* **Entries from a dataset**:
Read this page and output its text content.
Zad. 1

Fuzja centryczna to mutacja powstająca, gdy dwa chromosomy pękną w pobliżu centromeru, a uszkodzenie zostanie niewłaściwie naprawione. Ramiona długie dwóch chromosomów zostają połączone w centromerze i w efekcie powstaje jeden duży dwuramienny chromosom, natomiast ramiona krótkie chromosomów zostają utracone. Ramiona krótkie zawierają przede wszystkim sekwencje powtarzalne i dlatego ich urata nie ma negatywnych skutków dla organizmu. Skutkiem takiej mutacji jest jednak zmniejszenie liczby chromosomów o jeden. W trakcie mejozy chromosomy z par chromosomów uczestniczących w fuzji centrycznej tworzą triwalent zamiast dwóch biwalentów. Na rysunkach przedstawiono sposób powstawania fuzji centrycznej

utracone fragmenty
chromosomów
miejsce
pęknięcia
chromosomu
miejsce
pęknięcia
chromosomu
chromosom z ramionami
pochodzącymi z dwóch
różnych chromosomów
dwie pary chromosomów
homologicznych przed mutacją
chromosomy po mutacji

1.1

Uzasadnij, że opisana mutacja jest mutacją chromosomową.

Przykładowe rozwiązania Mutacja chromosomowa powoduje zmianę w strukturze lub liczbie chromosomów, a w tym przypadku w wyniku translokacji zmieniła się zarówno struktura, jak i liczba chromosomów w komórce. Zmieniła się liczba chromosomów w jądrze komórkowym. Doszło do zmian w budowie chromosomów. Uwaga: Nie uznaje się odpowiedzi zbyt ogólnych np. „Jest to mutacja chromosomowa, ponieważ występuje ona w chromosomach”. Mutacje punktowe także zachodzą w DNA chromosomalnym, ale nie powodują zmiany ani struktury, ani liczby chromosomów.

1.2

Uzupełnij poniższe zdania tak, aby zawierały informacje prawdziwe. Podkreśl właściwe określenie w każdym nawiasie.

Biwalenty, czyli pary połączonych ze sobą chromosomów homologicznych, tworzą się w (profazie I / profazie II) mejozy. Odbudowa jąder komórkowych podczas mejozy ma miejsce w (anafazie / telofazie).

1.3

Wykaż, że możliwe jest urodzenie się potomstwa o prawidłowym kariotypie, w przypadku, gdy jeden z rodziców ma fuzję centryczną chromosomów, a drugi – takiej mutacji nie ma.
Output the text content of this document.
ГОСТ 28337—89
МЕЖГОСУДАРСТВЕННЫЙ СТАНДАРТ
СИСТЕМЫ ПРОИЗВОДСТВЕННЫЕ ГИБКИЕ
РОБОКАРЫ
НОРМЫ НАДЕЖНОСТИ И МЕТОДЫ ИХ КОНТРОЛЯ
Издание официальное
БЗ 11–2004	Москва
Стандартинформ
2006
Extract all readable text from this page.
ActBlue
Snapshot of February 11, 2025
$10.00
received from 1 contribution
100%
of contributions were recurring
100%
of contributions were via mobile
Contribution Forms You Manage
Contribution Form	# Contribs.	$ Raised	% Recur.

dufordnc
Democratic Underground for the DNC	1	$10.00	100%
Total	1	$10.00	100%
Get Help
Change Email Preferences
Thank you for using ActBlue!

* **Aim of the exercise**: Write out the records shown above, exactly as they appear.

* **Right answer**:
Read this page and output its text content.
Zad. 1

Fuzja centryczna to mutacja powstająca, gdy dwa chromosomy pękną w pobliżu centromeru, a uszkodzenie zostanie niewłaściwie naprawione. Ramiona długie dwóch chromosomów zostają połączone w centromerze i w efekcie powstaje jeden duży dwuramienny chromosom, natomiast ramiona krótkie chromosomów zostają utracone. Ramiona krótkie zawierają przede wszystkim sekwencje powtarzalne i dlatego ich urata nie ma negatywnych skutków dla organizmu. Skutkiem takiej mutacji jest jednak zmniejszenie liczby chromosomów o jeden. W trakcie mejozy chromosomy z par chromosomów uczestniczących w fuzji centrycznej tworzą triwalent zamiast dwóch biwalentów. Na rysunkach przedstawiono sposób powstawania fuzji centrycznej

utracone fragmenty
chromosomów
miejsce
pęknięcia
chromosomu
miejsce
pęknięcia
chromosomu
chromosom z ramionami
pochodzącymi z dwóch
różnych chromosomów
dwie pary chromosomów
homologicznych przed mutacją
chromosomy po mutacji

1.1

Uzasadnij, że opisana mutacja jest mutacją chromosomową.

Przykładowe rozwiązania Mutacja chromosomowa powoduje zmianę w strukturze lub liczbie chromosomów, a w tym przypadku w wyniku translokacji zmieniła się zarówno struktura, jak i liczba chromosomów w komórce. Zmieniła się liczba chromosomów w jądrze komórkowym. Doszło do zmian w budowie chromosomów. Uwaga: Nie uznaje się odpowiedzi zbyt ogólnych np. „Jest to mutacja chromosomowa, ponieważ występuje ona w chromosomach”. Mutacje punktowe także zachodzą w DNA chromosomalnym, ale nie powodują zmiany ani struktury, ani liczby chromosomów.

1.2

Uzupełnij poniższe zdania tak, aby zawierały informacje prawdziwe. Podkreśl właściwe określenie w każdym nawiasie.

Biwalenty, czyli pary połączonych ze sobą chromosomów homologicznych, tworzą się w (profazie I / profazie II) mejozy. Odbudowa jąder komórkowych podczas mejozy ma miejsce w (anafazie / telofazie).

1.3

Wykaż, że możliwe jest urodzenie się potomstwa o prawidłowym kariotypie, w przypadku, gdy jeden z rodziców ma fuzję centryczną chromosomów, a drugi – takiej mutacji nie ma.
Output the text content of this document.
ГОСТ 28337—89
МЕЖГОСУДАРСТВЕННЫЙ СТАНДАРТ
СИСТЕМЫ ПРОИЗВОДСТВЕННЫЕ ГИБКИЕ
РОБОКАРЫ
НОРМЫ НАДЕЖНОСТИ И МЕТОДЫ ИХ КОНТРОЛЯ
Издание официальное
БЗ 11–2004	Москва
Стандартинформ
2006
Extract all readable text from this page.
ActBlue
Snapshot of February 11, 2025
$10.00
received from 1 contribution
100%
of contributions were recurring
100%
of contributions were via mobile
Contribution Forms You Manage
Contribution Form	# Contribs.	$ Raised	% Recur.

dufordnc
Democratic Underground for the DNC	1	$10.00	100%
Total	1	$10.00	100%
Get Help
Change Email Preferences
Thank you for using ActBlue!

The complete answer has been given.